What is needed
Give only one thing: the number of lines that include the word "hero".

Data supplied
* BEGIN *

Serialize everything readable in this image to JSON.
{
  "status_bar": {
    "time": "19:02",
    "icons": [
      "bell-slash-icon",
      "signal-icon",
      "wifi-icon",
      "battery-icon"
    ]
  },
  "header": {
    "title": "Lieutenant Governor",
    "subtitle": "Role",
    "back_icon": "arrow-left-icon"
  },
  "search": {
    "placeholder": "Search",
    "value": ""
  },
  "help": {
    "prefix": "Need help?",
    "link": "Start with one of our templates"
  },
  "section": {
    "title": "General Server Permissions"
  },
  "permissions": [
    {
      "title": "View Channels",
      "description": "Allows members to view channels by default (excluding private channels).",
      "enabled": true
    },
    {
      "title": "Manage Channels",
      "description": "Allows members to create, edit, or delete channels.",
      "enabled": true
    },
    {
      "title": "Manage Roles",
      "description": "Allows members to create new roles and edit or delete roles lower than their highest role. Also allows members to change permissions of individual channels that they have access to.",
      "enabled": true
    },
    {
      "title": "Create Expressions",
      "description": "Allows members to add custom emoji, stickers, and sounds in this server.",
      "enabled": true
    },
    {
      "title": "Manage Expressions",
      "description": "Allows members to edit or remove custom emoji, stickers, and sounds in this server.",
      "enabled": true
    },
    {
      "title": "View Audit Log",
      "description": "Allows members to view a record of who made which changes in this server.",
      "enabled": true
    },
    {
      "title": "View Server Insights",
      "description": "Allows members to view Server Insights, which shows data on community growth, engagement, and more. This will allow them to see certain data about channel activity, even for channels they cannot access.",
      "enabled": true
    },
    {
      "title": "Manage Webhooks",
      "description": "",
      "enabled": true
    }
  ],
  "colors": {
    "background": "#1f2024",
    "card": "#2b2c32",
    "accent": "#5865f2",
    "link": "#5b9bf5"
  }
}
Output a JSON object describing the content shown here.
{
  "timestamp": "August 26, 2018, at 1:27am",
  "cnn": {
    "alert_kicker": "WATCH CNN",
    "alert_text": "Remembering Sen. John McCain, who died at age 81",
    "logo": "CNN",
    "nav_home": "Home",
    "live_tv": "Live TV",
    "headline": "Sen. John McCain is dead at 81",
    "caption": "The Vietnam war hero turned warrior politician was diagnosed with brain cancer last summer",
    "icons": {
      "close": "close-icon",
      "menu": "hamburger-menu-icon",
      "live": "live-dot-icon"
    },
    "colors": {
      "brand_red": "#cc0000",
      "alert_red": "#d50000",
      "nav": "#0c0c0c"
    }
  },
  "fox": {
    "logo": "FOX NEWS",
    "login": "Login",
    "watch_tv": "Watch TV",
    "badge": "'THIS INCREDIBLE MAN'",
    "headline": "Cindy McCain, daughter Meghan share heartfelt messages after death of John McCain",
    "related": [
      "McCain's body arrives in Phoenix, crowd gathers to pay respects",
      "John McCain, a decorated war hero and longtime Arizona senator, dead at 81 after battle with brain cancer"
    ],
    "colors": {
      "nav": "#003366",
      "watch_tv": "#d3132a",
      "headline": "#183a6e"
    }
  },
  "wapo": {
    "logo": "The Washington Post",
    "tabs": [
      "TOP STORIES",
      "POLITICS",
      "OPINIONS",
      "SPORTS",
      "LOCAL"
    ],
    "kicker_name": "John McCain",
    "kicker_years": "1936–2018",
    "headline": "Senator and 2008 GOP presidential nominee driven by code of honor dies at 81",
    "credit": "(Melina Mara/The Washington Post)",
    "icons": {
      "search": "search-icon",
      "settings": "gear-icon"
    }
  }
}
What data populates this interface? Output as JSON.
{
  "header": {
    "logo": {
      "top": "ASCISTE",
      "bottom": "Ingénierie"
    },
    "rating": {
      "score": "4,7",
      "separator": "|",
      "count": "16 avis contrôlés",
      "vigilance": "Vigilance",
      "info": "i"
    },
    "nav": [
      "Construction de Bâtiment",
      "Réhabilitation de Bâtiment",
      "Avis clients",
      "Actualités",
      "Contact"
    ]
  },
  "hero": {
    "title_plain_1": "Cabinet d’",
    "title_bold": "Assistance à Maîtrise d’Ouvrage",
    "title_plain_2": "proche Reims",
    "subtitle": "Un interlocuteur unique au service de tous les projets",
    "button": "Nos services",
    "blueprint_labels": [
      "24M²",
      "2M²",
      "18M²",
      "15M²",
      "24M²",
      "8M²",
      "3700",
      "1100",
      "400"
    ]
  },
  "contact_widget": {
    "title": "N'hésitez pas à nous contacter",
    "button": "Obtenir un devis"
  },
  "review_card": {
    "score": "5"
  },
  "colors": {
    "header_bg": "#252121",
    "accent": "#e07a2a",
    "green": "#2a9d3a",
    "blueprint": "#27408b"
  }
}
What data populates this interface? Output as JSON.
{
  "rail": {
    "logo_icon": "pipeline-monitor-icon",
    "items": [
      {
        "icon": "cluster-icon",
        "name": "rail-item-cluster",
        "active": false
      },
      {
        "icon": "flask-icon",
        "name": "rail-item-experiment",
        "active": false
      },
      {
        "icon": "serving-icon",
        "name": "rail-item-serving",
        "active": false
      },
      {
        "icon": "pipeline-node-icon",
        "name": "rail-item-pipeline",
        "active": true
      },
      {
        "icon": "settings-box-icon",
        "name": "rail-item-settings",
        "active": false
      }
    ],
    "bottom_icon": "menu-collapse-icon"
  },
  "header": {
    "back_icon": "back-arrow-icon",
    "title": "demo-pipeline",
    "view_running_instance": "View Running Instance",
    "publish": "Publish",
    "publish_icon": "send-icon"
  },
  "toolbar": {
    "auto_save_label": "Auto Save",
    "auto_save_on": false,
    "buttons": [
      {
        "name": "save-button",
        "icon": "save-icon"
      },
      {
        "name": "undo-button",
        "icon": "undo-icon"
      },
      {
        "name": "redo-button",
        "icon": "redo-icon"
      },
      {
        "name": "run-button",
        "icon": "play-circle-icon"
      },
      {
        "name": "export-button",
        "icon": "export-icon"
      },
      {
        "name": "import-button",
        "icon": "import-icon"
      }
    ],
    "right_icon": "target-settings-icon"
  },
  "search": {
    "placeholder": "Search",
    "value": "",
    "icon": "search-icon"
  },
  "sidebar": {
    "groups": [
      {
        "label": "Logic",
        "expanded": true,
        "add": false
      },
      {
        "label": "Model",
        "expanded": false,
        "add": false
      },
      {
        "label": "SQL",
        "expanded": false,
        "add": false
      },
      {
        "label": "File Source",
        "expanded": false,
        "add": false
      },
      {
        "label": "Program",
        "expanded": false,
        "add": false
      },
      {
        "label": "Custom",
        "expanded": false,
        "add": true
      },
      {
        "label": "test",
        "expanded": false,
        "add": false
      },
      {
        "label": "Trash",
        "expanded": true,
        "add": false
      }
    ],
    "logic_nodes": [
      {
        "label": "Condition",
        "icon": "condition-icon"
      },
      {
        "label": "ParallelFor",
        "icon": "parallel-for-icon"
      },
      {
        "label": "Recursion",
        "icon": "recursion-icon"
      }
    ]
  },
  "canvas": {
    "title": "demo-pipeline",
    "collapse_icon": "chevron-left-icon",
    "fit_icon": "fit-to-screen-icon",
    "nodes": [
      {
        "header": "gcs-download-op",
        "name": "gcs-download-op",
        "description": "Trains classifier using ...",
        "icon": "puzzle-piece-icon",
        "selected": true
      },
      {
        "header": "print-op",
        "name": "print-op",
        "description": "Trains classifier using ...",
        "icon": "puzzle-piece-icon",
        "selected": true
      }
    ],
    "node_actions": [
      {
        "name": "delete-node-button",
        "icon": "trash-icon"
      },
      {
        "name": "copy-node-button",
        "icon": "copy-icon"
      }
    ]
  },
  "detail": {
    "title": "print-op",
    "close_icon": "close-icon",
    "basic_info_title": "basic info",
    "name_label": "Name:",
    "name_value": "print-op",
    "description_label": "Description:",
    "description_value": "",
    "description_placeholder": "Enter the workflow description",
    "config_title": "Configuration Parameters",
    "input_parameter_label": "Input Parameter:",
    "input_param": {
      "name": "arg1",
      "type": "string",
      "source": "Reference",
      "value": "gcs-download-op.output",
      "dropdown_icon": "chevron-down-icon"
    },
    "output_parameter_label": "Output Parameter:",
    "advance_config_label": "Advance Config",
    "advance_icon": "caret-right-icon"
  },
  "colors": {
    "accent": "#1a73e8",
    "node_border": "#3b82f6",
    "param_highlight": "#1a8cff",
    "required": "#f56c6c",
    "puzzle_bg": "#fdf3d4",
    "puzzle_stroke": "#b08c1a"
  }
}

* END *

Worked solution
3